# What is expected
Pictures do not belong in the copy. Return all of the entries exactly.

[START OF Entries supplied]

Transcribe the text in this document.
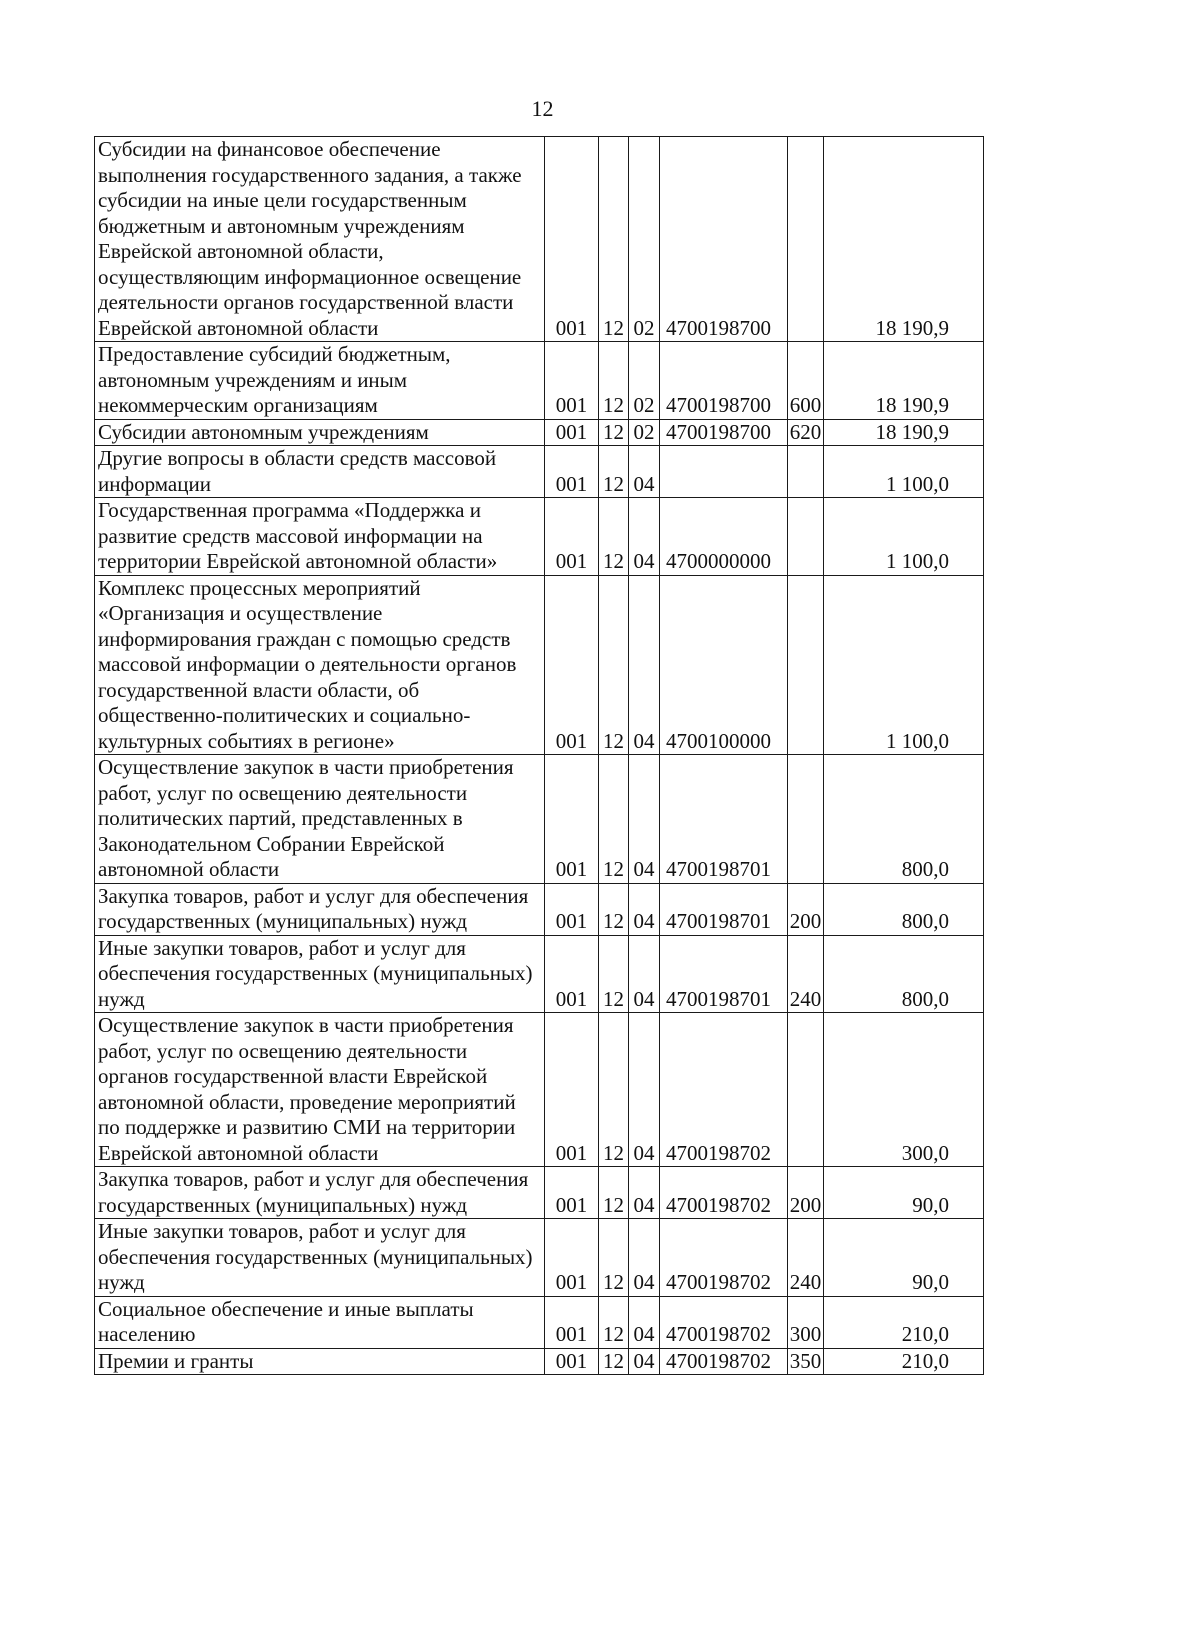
12
Субсидии на финансовое обеспечение выполнения государственного задания, а также субсидии на иные цели государственным бюджетным и автономным учреждениям Еврейской автономной области, осуществляющим информационное освещение деятельности органов государственной власти Еврейской автономной области	001	12	02	4700198700		18 190,9
Предоставление субсидий бюджетным, автономным учреждениям и иным некоммерческим организациям	001	12	02	4700198700	600	18 190,9
Субсидии автономным учреждениям	001	12	02	4700198700	620	18 190,9
Другие вопросы в области средств массовой информации	001	12	04			1 100,0
Государственная программа «Поддержка и развитие средств массовой информации на территории Еврейской автономной области»	001	12	04	4700000000		1 100,0
Комплекс процессных мероприятий «Организация и осуществление информирования граждан с помощью средств массовой информации о деятельности органов государственной власти области, об общественно-политических и социально-культурных событиях в регионе»	001	12	04	4700100000		1 100,0
Осуществление закупок в части приобретения работ, услуг по освещению деятельности политических партий, представленных в Законодательном Собрании Еврейской автономной области	001	12	04	4700198701		800,0
Закупка товаров, работ и услуг для обеспечения государственных (муниципальных) нужд	001	12	04	4700198701	200	800,0
Иные закупки товаров, работ и услуг для обеспечения государственных (муниципальных) нужд	001	12	04	4700198701	240	800,0
Осуществление закупок в части приобретения работ, услуг по освещению деятельности органов государственной власти Еврейской автономной области, проведение мероприятий по поддержке и развитию СМИ на территории Еврейской автономной области	001	12	04	4700198702		300,0
Закупка товаров, работ и услуг для обеспечения государственных (муниципальных) нужд	001	12	04	4700198702	200	90,0
Иные закупки товаров, работ и услуг для обеспечения государственных (муниципальных) нужд	001	12	04	4700198702	240	90,0
Социальное обеспечение и иные выплаты населению	001	12	04	4700198702	300	210,0
Премии и гранты	001	12	04	4700198702	350	210,0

[END OF Entries supplied]

# Answer for the task
Transcribe the text in this document.
12
Субсидии на финансовое обеспечение выполнения государственного задания, а также субсидии на иные цели государственным бюджетным и автономным учреждениям Еврейской автономной области, осуществляющим информационное освещение деятельности органов государственной власти Еврейской автономной области	001	12	02	4700198700		18 190,9
Предоставление субсидий бюджетным, автономным учреждениям и иным некоммерческим организациям	001	12	02	4700198700	600	18 190,9
Субсидии автономным учреждениям	001	12	02	4700198700	620	18 190,9
Другие вопросы в области средств массовой информации	001	12	04			1 100,0
Государственная программа «Поддержка и развитие средств массовой информации на территории Еврейской автономной области»	001	12	04	4700000000		1 100,0
Комплекс процессных мероприятий «Организация и осуществление информирования граждан с помощью средств массовой информации о деятельности органов государственной власти области, об общественно-политических и социально-культурных событиях в регионе»	001	12	04	4700100000		1 100,0
Осуществление закупок в части приобретения работ, услуг по освещению деятельности политических партий, представленных в Законодательном Собрании Еврейской автономной области	001	12	04	4700198701		800,0
Закупка товаров, работ и услуг для обеспечения государственных (муниципальных) нужд	001	12	04	4700198701	200	800,0
Иные закупки товаров, работ и услуг для обеспечения государственных (муниципальных) нужд	001	12	04	4700198701	240	800,0
Осуществление закупок в части приобретения работ, услуг по освещению деятельности органов государственной власти Еврейской автономной области, проведение мероприятий по поддержке и развитию СМИ на территории Еврейской автономной области	001	12	04	4700198702		300,0
Закупка товаров, работ и услуг для обеспечения государственных (муниципальных) нужд	001	12	04	4700198702	200	90,0
Иные закупки товаров, работ и услуг для обеспечения государственных (муниципальных) нужд	001	12	04	4700198702	240	90,0
Социальное обеспечение и иные выплаты населению	001	12	04	4700198702	300	210,0
Премии и гранты	001	12	04	4700198702	350	210,0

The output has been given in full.